(Extracts from a graphics dataset)
________________________________________
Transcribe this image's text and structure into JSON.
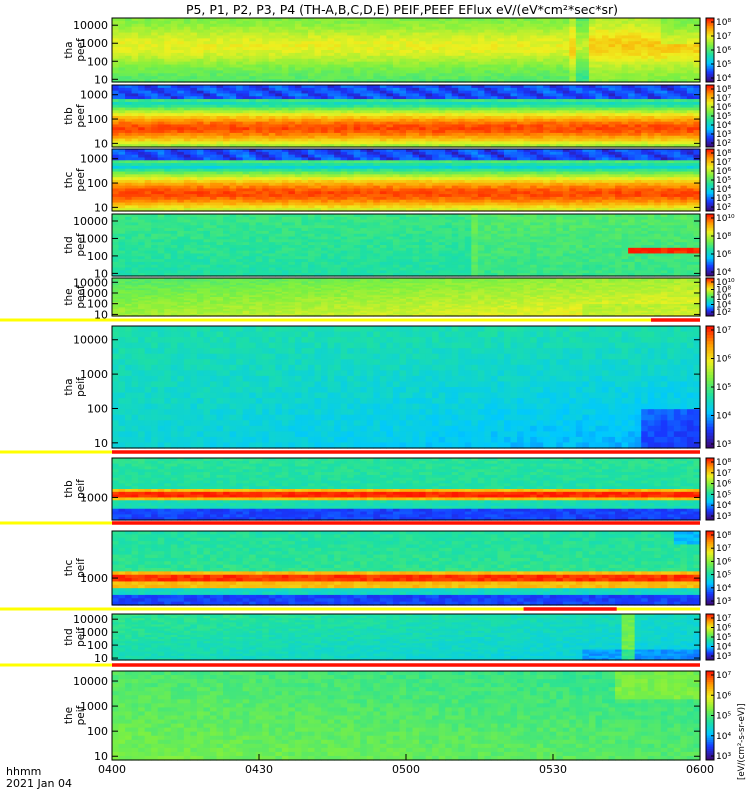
{
  "chart_data": {
    "type": "heatmap",
    "title": "P5, P1, P2, P3, P4 (TH-A,B,C,D,E) PEIF,PEEF EFlux eV/(eV*cm²*sec*sr)",
    "x": {
      "ticks": [
        "0400",
        "0430",
        "0500",
        "0530",
        "0600"
      ],
      "range": [
        "04:00",
        "06:00"
      ],
      "corner_label_top": "hhmm",
      "corner_label_bottom": "2021 Jan 04"
    },
    "colorbar_label": "[eV/(cm²-s-sr-eV)]",
    "colormap": [
      "#3c0a7a",
      "#1838ff",
      "#00c8ff",
      "#1fe0a0",
      "#7ef040",
      "#eef020",
      "#ff9a00",
      "#ff1800"
    ],
    "panels": [
      {
        "name": "tha-peef",
        "ylabel": [
          "tha",
          "peef"
        ],
        "yticks": [
          "10",
          "100",
          "1000",
          "10000"
        ],
        "log_range": [
          0.85,
          4.4
        ],
        "cb_ticks": [
          "10⁴",
          "10⁵",
          "10⁶",
          "10⁷",
          "10⁸"
        ],
        "flag_bar": false
      },
      {
        "name": "thb-peef",
        "ylabel": [
          "thb",
          "peef"
        ],
        "yticks": [
          "10",
          "100",
          "1000"
        ],
        "log_range": [
          0.85,
          3.4
        ],
        "cb_ticks": [
          "10²",
          "10³",
          "10⁴",
          "10⁵",
          "10⁶",
          "10⁷",
          "10⁸"
        ],
        "flag_bar": false
      },
      {
        "name": "thc-peef",
        "ylabel": [
          "thc",
          "peef"
        ],
        "yticks": [
          "10",
          "100",
          "1000"
        ],
        "log_range": [
          0.85,
          3.4
        ],
        "cb_ticks": [
          "10²",
          "10³",
          "10⁴",
          "10⁵",
          "10⁶",
          "10⁷",
          "10⁸"
        ],
        "flag_bar": false
      },
      {
        "name": "thd-peef",
        "ylabel": [
          "thd",
          "peef"
        ],
        "yticks": [
          "10",
          "100",
          "1000",
          "10000"
        ],
        "log_range": [
          0.85,
          4.4
        ],
        "cb_ticks": [
          "10⁴",
          "10⁶",
          "10⁸",
          "10¹⁰"
        ],
        "flag_bar": false
      },
      {
        "name": "the-peef",
        "ylabel": [
          "the",
          "peef"
        ],
        "yticks": [
          "10",
          "100",
          "1000",
          "10000"
        ],
        "log_range": [
          0.85,
          4.4
        ],
        "cb_ticks": [
          "10²",
          "10⁴",
          "10⁶",
          "10⁸",
          "10¹⁰"
        ],
        "flag_bar": true,
        "flag_segment": [
          "05:50",
          "06:00"
        ]
      },
      {
        "name": "tha-peif",
        "ylabel": [
          "tha",
          "peif"
        ],
        "yticks": [
          "10",
          "100",
          "1000",
          "10000"
        ],
        "log_range": [
          0.85,
          4.4
        ],
        "cb_ticks": [
          "10³",
          "10⁴",
          "10⁵",
          "10⁶",
          "10⁷"
        ],
        "flag_bar": true,
        "flag_segment": [
          "04:00",
          "06:00"
        ]
      },
      {
        "name": "thb-peif",
        "ylabel": [
          "thb",
          "peif"
        ],
        "yticks": [
          "1000"
        ],
        "log_range": [
          2.2,
          4.4
        ],
        "cb_ticks": [
          "10³",
          "10⁴",
          "10⁵",
          "10⁶",
          "10⁷",
          "10⁸"
        ],
        "flag_bar": true,
        "flag_segment": [
          "04:00",
          "06:00"
        ]
      },
      {
        "name": "thc-peif",
        "ylabel": [
          "thc",
          "peif"
        ],
        "yticks": [
          "1000"
        ],
        "log_range": [
          2.2,
          4.4
        ],
        "cb_ticks": [
          "10³",
          "10⁴",
          "10⁵",
          "10⁶",
          "10⁷",
          "10⁸"
        ],
        "flag_bar": true,
        "flag_segment": [
          "05:24",
          "05:43"
        ]
      },
      {
        "name": "thd-peif",
        "ylabel": [
          "thd",
          "peif"
        ],
        "yticks": [
          "10",
          "100",
          "1000",
          "10000"
        ],
        "log_range": [
          0.85,
          4.4
        ],
        "cb_ticks": [
          "10³",
          "10⁴",
          "10⁵",
          "10⁶",
          "10⁷"
        ],
        "flag_bar": true,
        "flag_segment": [
          "04:00",
          "06:00"
        ]
      },
      {
        "name": "the-peif",
        "ylabel": [
          "the",
          "peif"
        ],
        "yticks": [
          "10",
          "100",
          "1000",
          "10000"
        ],
        "log_range": [
          0.85,
          4.4
        ],
        "cb_ticks": [
          "10³",
          "10⁴",
          "10⁵",
          "10⁶",
          "10⁷"
        ],
        "flag_bar": false
      }
    ]
  }
}
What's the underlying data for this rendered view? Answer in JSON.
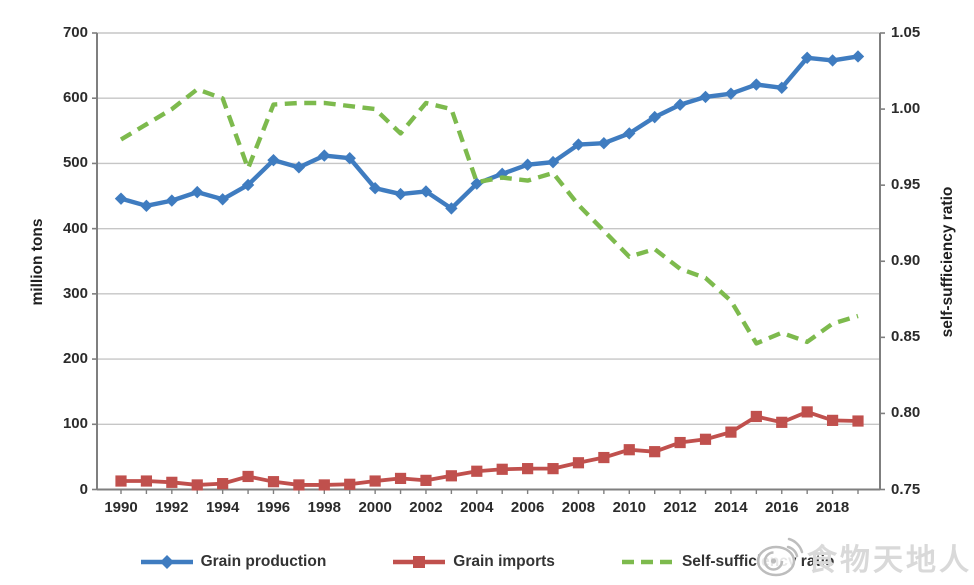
{
  "colors": {
    "production": "#3F7CC0",
    "imports": "#C0504D",
    "ratio": "#7DBA4D",
    "grid": "#C6C6C6",
    "axis": "#7F7F7F",
    "tick_text": "#2B2B2B",
    "watermark": "#D9D9D9"
  },
  "watermark": {
    "icon": "weibo-snail-icon",
    "text": "食物天地人"
  },
  "chart_data": {
    "type": "line",
    "title": "",
    "x": [
      1990,
      1991,
      1992,
      1993,
      1994,
      1995,
      1996,
      1997,
      1998,
      1999,
      2000,
      2001,
      2002,
      2003,
      2004,
      2005,
      2006,
      2007,
      2008,
      2009,
      2010,
      2011,
      2012,
      2013,
      2014,
      2015,
      2016,
      2017,
      2018,
      2019
    ],
    "x_tick_labels": [
      "1990",
      "1992",
      "1994",
      "1996",
      "1998",
      "2000",
      "2002",
      "2004",
      "2006",
      "2008",
      "2010",
      "2012",
      "2014",
      "2016",
      "2018"
    ],
    "series": [
      {
        "name": "Grain production",
        "axis": "left",
        "marker": "diamond",
        "dash": "solid",
        "color_key": "production",
        "values": [
          446,
          435,
          443,
          456,
          445,
          467,
          505,
          494,
          512,
          508,
          462,
          453,
          457,
          431,
          469,
          484,
          498,
          502,
          529,
          531,
          546,
          571,
          590,
          602,
          607,
          621,
          616,
          662,
          658,
          664
        ]
      },
      {
        "name": "Grain imports",
        "axis": "left",
        "marker": "square",
        "dash": "solid",
        "color_key": "imports",
        "values": [
          13,
          13,
          11,
          7,
          9,
          20,
          12,
          7,
          7,
          8,
          13,
          17,
          14,
          21,
          28,
          31,
          32,
          32,
          41,
          49,
          61,
          58,
          72,
          77,
          88,
          112,
          103,
          119,
          106,
          105
        ]
      },
      {
        "name": "Self-sufficiency ratio",
        "axis": "right",
        "marker": "none",
        "dash": "dashed",
        "color_key": "ratio",
        "values": [
          0.98,
          0.99,
          1.0,
          1.013,
          1.007,
          0.961,
          1.003,
          1.004,
          1.004,
          1.002,
          1.0,
          0.984,
          1.004,
          1.0,
          0.952,
          0.955,
          0.953,
          0.958,
          0.937,
          0.92,
          0.903,
          0.908,
          0.895,
          0.889,
          0.874,
          0.846,
          0.853,
          0.847,
          0.859,
          0.864
        ]
      }
    ],
    "left_axis": {
      "label": "million tons",
      "min": 0,
      "max": 700,
      "step": 100,
      "ticks": [
        "700",
        "600",
        "500",
        "400",
        "300",
        "200",
        "100",
        "0"
      ]
    },
    "right_axis": {
      "label": "self-sufficiency ratio",
      "min": 0.75,
      "max": 1.05,
      "step": 0.05,
      "ticks": [
        "1.05",
        "1.00",
        "0.95",
        "0.90",
        "0.85",
        "0.80",
        "0.75"
      ]
    },
    "legend": {
      "position": "bottom",
      "entries": [
        "Grain production",
        "Grain imports",
        "Self-sufficiency ratio"
      ]
    },
    "grid": "horizontal"
  }
}
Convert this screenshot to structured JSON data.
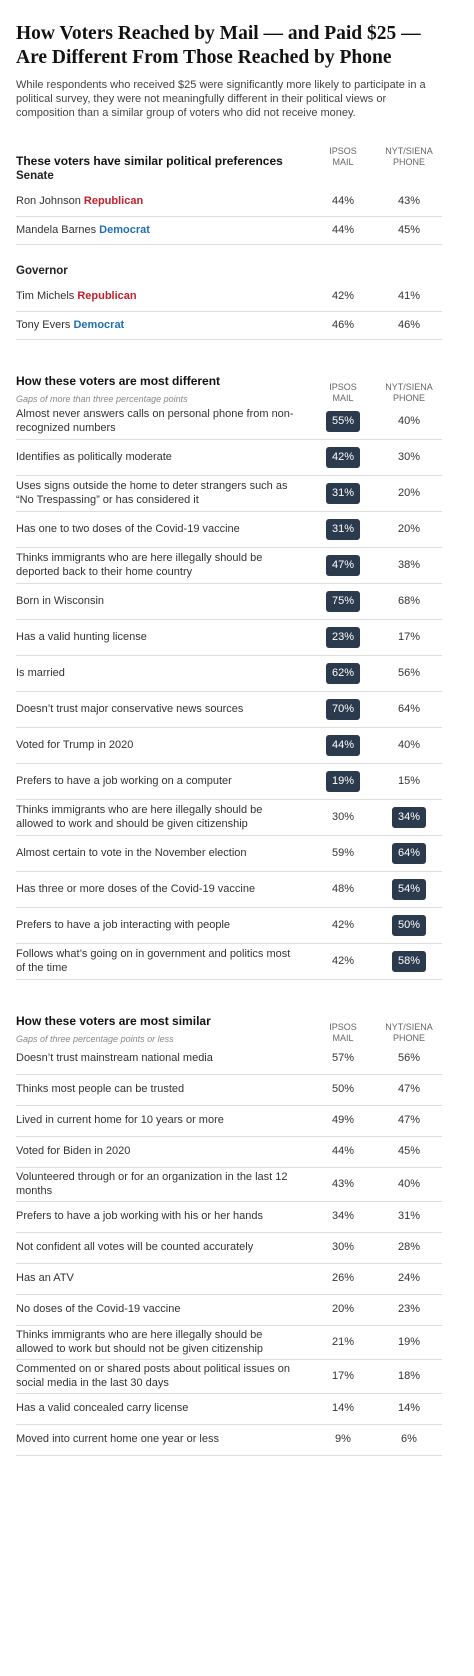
________________________________________
Directions
Return every line above in which the string "ratio" occurs.

Written solution
    "ratio": "#7DBA4D",
        "name": "Self-sufficiency ratio",
        "color_key": "ratio",
      "label": "self-sufficiency ratio",
        "Self-sufficiency ratio"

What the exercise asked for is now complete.